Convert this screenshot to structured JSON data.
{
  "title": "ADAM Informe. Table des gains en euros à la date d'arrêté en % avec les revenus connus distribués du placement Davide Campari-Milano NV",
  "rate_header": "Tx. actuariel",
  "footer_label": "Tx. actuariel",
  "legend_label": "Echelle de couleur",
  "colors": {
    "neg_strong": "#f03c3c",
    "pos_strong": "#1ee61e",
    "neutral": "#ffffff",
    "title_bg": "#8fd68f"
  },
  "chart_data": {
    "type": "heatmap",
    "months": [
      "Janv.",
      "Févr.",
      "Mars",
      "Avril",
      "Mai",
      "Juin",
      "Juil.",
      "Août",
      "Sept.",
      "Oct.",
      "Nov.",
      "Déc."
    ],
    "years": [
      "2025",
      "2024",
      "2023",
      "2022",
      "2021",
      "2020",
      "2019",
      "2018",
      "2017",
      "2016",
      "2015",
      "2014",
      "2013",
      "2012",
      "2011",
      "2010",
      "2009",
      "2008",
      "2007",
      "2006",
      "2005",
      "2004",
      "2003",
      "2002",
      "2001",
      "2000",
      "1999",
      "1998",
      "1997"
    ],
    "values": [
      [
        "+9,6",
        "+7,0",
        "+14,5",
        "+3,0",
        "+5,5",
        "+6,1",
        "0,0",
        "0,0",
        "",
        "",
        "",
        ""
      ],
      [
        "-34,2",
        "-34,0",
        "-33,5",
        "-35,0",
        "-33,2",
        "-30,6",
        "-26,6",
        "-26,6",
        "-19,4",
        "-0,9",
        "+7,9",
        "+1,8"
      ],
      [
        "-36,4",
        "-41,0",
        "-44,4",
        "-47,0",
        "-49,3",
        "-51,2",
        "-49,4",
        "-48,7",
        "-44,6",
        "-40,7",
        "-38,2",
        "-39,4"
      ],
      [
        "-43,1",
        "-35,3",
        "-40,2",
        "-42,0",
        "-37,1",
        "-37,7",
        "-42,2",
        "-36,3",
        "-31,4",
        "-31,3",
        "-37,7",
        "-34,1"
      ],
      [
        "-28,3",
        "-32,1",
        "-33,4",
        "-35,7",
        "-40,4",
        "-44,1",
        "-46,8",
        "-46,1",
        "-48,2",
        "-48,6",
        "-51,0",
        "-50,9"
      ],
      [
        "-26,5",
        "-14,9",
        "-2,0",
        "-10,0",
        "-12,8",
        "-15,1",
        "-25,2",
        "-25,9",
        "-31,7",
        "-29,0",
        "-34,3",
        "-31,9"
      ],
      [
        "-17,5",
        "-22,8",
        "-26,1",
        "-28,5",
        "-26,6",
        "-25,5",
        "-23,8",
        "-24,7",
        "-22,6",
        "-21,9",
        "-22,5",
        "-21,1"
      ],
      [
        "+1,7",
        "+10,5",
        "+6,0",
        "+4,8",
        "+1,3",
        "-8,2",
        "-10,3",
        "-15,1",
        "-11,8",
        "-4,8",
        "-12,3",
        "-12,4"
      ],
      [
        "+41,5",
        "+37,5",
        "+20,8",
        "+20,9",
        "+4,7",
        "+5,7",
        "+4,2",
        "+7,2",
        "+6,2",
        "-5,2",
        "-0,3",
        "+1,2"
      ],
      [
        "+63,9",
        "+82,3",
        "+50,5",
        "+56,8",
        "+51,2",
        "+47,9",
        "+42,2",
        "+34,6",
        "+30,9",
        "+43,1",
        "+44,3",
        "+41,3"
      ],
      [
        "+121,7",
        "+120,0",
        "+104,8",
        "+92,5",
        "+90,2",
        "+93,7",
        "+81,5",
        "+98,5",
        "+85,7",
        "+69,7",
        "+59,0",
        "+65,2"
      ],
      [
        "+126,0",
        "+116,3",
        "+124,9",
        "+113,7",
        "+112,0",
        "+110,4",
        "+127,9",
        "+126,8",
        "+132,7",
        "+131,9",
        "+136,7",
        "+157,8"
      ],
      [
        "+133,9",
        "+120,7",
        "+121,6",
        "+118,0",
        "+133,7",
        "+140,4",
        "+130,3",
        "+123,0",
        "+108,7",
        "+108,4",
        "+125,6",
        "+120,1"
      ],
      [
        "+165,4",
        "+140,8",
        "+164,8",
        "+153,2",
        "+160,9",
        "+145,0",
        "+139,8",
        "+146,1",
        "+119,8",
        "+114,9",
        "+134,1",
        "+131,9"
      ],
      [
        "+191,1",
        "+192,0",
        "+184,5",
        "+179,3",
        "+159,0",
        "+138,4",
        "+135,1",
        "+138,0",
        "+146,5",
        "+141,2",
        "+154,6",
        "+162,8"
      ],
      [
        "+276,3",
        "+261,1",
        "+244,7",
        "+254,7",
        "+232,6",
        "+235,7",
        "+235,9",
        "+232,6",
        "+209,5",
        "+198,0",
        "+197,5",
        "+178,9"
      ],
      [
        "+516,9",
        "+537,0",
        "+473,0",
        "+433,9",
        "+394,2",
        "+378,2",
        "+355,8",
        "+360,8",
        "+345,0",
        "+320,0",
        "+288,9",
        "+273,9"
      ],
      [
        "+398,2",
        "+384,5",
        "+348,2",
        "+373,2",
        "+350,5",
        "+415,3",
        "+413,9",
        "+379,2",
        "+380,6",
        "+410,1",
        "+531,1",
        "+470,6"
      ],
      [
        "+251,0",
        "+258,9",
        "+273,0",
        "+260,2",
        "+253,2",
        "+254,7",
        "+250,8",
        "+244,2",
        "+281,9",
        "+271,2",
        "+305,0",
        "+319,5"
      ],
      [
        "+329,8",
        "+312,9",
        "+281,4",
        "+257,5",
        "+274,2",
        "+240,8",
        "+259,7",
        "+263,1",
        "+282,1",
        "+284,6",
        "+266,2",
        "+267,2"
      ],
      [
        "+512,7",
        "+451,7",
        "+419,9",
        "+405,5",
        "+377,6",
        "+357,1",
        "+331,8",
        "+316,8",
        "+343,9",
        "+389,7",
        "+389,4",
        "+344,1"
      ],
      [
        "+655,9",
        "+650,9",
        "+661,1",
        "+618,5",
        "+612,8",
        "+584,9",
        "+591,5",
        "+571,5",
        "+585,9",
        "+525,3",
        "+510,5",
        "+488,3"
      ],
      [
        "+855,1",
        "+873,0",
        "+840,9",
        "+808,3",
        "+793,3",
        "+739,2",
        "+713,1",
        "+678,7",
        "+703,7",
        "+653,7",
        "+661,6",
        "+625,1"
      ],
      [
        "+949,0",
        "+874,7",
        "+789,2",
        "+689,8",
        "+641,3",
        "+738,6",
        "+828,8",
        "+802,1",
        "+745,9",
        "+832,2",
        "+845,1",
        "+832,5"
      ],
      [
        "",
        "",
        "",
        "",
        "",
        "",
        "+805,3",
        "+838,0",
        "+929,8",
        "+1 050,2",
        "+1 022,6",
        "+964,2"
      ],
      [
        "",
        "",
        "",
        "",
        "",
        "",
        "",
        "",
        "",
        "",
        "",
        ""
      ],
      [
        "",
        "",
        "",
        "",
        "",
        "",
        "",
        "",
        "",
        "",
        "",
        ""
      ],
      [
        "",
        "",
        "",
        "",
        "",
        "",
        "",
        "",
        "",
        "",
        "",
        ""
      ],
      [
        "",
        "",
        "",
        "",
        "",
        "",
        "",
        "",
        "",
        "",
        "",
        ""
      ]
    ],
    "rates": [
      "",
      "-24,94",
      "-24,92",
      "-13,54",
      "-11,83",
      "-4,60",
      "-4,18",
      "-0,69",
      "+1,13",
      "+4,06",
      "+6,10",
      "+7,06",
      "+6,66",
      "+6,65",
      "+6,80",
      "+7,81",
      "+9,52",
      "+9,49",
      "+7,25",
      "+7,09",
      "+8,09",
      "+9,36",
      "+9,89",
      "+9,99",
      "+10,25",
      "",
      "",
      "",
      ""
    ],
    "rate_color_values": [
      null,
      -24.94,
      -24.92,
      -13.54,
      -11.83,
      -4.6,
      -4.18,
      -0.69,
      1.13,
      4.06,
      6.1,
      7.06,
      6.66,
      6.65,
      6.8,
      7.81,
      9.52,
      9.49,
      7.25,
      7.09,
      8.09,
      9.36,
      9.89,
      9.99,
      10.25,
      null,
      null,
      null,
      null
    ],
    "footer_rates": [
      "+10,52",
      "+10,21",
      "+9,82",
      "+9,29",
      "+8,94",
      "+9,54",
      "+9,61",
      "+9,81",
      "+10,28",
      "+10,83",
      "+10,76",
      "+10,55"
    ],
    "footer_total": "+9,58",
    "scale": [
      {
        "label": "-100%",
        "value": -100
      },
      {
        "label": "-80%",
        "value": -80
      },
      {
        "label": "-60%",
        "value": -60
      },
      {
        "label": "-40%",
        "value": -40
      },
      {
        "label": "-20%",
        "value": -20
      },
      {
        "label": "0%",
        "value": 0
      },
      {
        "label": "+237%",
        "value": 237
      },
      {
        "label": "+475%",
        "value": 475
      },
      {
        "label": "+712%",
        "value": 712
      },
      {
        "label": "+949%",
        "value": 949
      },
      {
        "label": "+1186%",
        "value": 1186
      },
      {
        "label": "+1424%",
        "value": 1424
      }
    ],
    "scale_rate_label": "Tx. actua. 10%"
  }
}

=== Task requirements ===
Of the lines above, copy each that contains "actuariel".

=== Answer to the task ===
  "rate_header": "Tx. actuariel",
  "footer_label": "Tx. actuariel",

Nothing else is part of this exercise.